▶ **THE PROBLEM**: Write out every entry precisely as given, leaving the pictures out.

Stored entries:
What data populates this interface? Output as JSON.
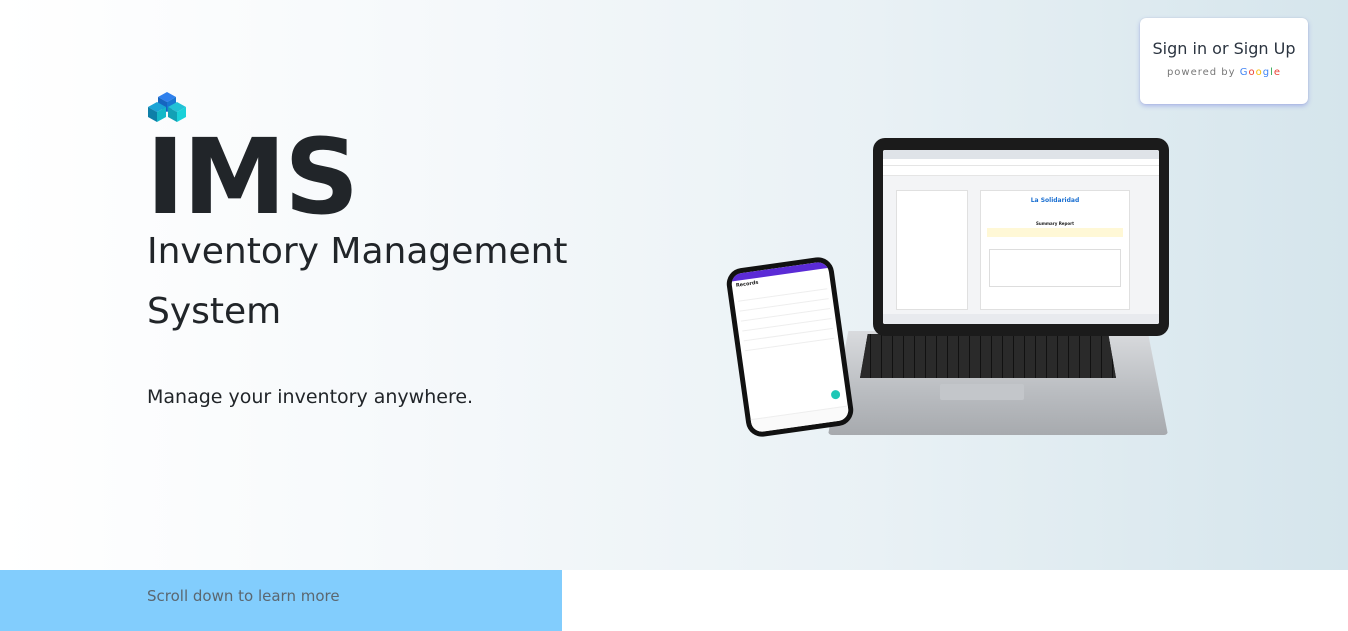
{
  "signin": {
    "label": "Sign in or Sign Up",
    "powered_by": "powered by",
    "google": [
      "G",
      "o",
      "o",
      "g",
      "l",
      "e"
    ]
  },
  "hero": {
    "logo_icon": "cubes-logo-icon",
    "title": "IMS",
    "subtitle": "Inventory Management System",
    "tagline": "Manage your inventory anywhere."
  },
  "devices": {
    "laptop_brand": "La Solidaridad",
    "laptop_report_title": "Summary Report",
    "phone_header": "Records"
  },
  "footer_banner": {
    "scroll_text": "Scroll down to learn more"
  },
  "colors": {
    "accent": "#82cdfd",
    "logo_blue": "#1565c0",
    "logo_cyan": "#14b8c8",
    "text_dark": "#212529"
  }
}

▶ **EXPECTED ANSWER**:
What data populates this interface? Output as JSON.
{
  "signin": {
    "label": "Sign in or Sign Up",
    "powered_by": "powered by",
    "google": [
      "G",
      "o",
      "o",
      "g",
      "l",
      "e"
    ]
  },
  "hero": {
    "logo_icon": "cubes-logo-icon",
    "title": "IMS",
    "subtitle": "Inventory Management System",
    "tagline": "Manage your inventory anywhere."
  },
  "devices": {
    "laptop_brand": "La Solidaridad",
    "laptop_report_title": "Summary Report",
    "phone_header": "Records"
  },
  "footer_banner": {
    "scroll_text": "Scroll down to learn more"
  },
  "colors": {
    "accent": "#82cdfd",
    "logo_blue": "#1565c0",
    "logo_cyan": "#14b8c8",
    "text_dark": "#212529"
  }
}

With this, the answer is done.